INSTRUCTION →
State how many lines contain the string "name", and write nothing else.

>>>>>

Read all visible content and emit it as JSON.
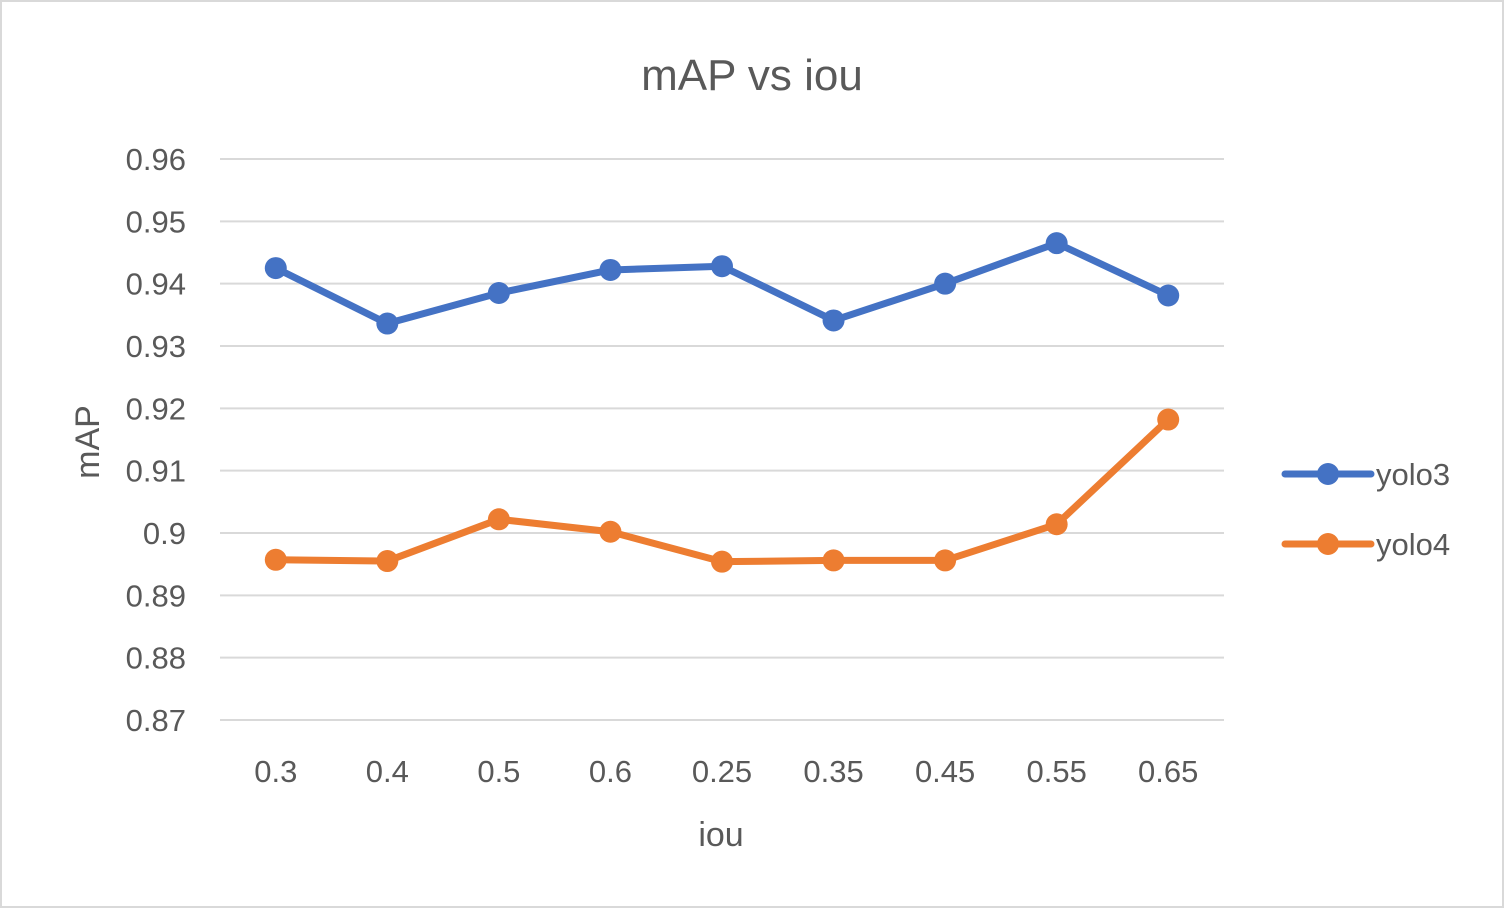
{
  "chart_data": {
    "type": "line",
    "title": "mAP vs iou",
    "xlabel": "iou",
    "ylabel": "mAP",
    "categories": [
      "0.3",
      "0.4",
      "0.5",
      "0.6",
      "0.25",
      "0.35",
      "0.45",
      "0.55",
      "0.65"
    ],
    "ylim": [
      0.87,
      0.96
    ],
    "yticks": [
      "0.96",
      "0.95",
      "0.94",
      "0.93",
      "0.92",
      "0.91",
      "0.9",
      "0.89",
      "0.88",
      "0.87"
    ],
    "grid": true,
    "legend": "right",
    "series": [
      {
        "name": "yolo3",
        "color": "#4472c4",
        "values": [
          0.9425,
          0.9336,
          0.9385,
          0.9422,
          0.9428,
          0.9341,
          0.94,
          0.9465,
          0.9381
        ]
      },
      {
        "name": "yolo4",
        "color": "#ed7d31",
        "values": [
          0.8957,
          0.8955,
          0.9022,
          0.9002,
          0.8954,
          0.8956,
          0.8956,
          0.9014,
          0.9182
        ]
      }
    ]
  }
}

<<<<<
>>>>>

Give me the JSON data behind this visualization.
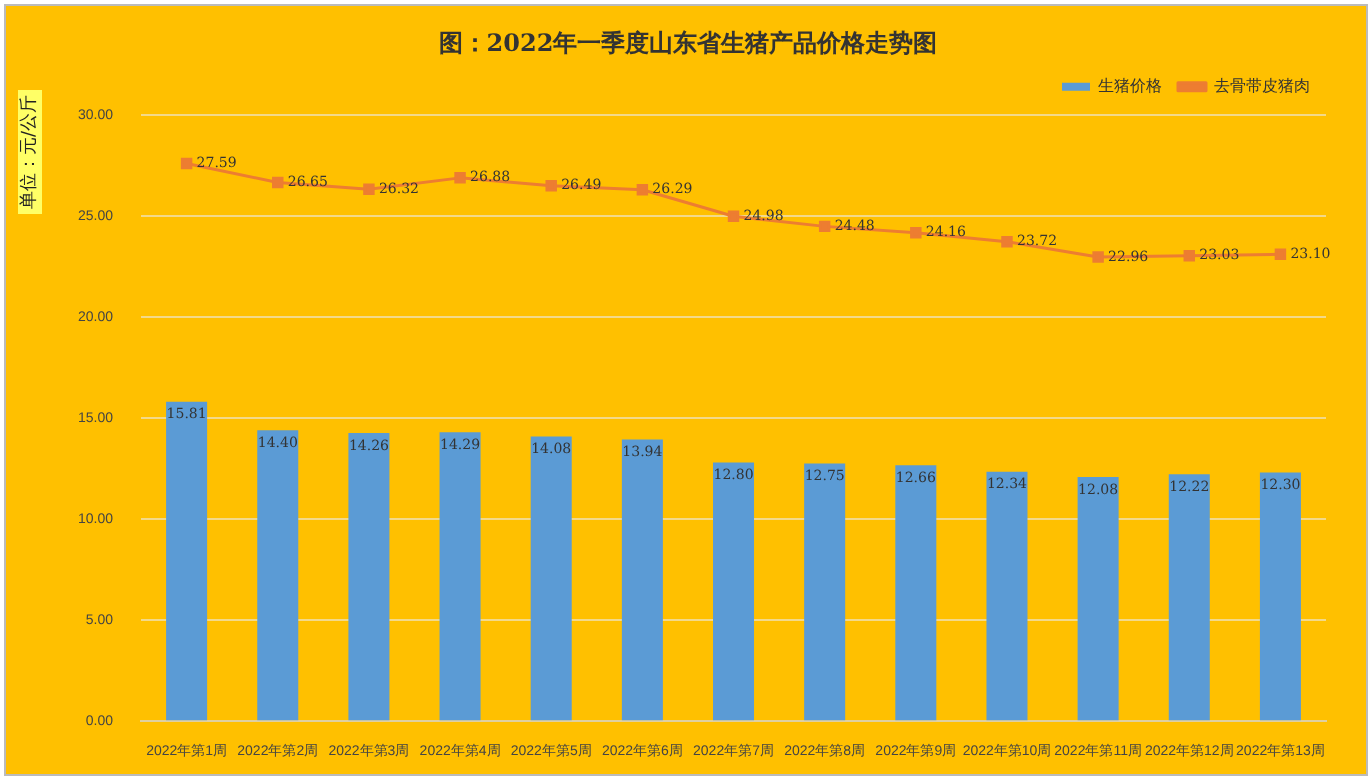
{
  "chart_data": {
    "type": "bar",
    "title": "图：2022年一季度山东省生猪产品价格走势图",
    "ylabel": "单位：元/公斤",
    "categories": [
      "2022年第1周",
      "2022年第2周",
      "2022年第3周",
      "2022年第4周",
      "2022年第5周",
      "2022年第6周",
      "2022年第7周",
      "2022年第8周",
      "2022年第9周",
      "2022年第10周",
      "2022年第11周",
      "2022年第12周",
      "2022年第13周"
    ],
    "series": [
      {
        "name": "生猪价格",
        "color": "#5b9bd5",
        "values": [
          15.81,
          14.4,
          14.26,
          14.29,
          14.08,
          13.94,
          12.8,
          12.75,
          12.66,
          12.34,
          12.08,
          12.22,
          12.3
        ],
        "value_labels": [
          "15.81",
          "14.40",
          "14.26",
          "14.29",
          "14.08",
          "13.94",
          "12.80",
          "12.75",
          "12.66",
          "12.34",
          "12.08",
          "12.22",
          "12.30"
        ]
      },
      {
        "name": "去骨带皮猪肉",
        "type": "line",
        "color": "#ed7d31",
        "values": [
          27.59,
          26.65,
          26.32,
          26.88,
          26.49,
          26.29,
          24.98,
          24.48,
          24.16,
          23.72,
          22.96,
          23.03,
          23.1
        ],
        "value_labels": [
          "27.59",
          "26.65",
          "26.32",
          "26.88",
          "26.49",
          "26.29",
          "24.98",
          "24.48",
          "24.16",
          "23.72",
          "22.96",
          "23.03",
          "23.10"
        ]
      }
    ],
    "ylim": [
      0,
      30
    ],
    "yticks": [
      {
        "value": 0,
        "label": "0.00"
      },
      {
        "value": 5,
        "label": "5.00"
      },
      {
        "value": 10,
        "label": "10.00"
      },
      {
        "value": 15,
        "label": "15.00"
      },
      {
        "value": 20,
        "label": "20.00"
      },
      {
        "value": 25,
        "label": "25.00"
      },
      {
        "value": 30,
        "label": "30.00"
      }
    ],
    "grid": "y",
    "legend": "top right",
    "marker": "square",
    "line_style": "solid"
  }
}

<<<<<

ANSWER TO THIS TASK →
4